- _What needs to be done_
Go through the data below line by line and count those containing the word "джинсы". Reply with the count only.

- _Data for this task_
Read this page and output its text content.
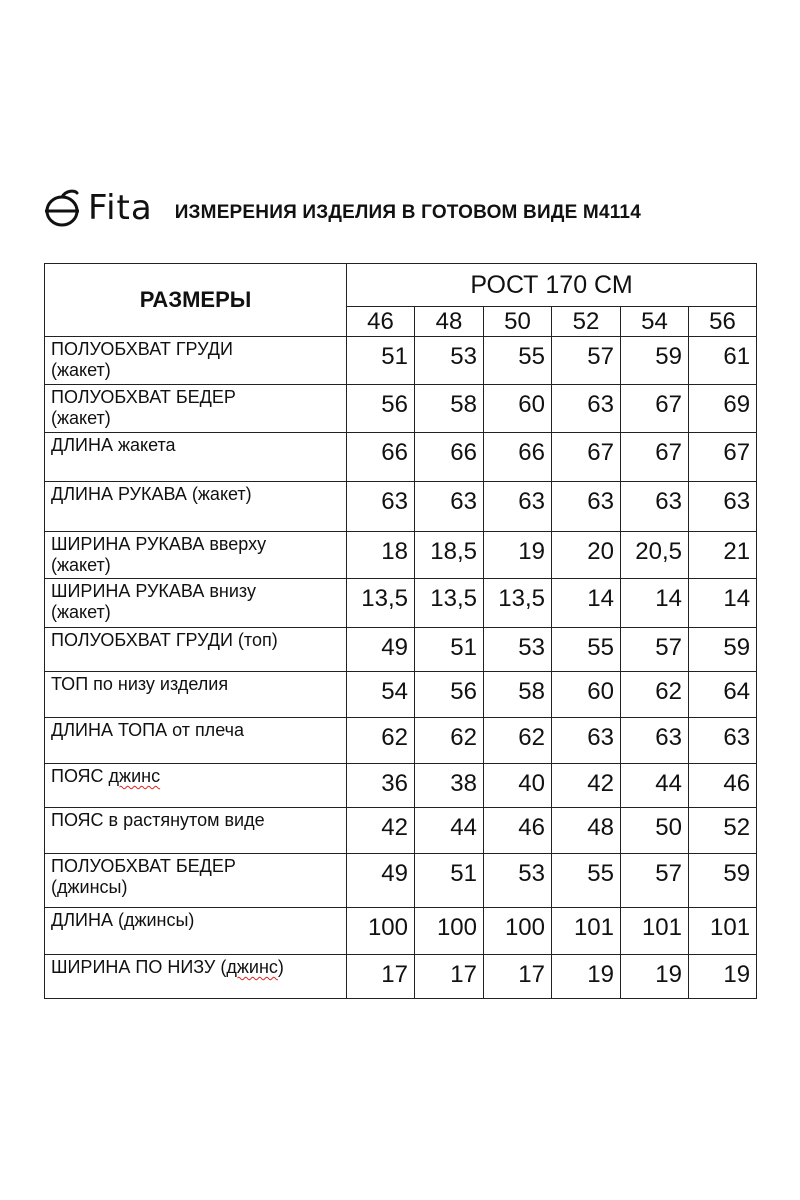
Fita ИЗМЕРЕНИЯ ИЗДЕЛИЯ В ГОТОВОМ ВИДЕ М4114
РАЗМЕРЫ	РОСТ 170 СМ					
	46	48	50	52	54	56
ПОЛУОБХВАТ ГРУДИ
(жакет)	51	53	55	57	59	61
ПОЛУОБХВАТ БЕДЕР
(жакет)	56	58	60	63	67	69
ДЛИНА жакета	66	66	66	67	67	67
ДЛИНА РУКАВА (жакет)	63	63	63	63	63	63
ШИРИНА РУКАВА вверху
(жакет)	18	18,5	19	20	20,5	21
ШИРИНА РУКАВА внизу
(жакет)	13,5	13,5	13,5	14	14	14
ПОЛУОБХВАТ ГРУДИ (топ)	49	51	53	55	57	59
ТОП по низу изделия	54	56	58	60	62	64
ДЛИНА ТОПА от плеча	62	62	62	63	63	63
ПОЯС джинс	36	38	40	42	44	46
ПОЯС в растянутом виде	42	44	46	48	50	52
ПОЛУОБХВАТ БЕДЕР
(джинсы)	49	51	53	55	57	59
ДЛИНА (джинсы)	100	100	100	101	101	101
ШИРИНА ПО НИЗУ (джинс)	17	17	17	19	19	19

- _Task output_
2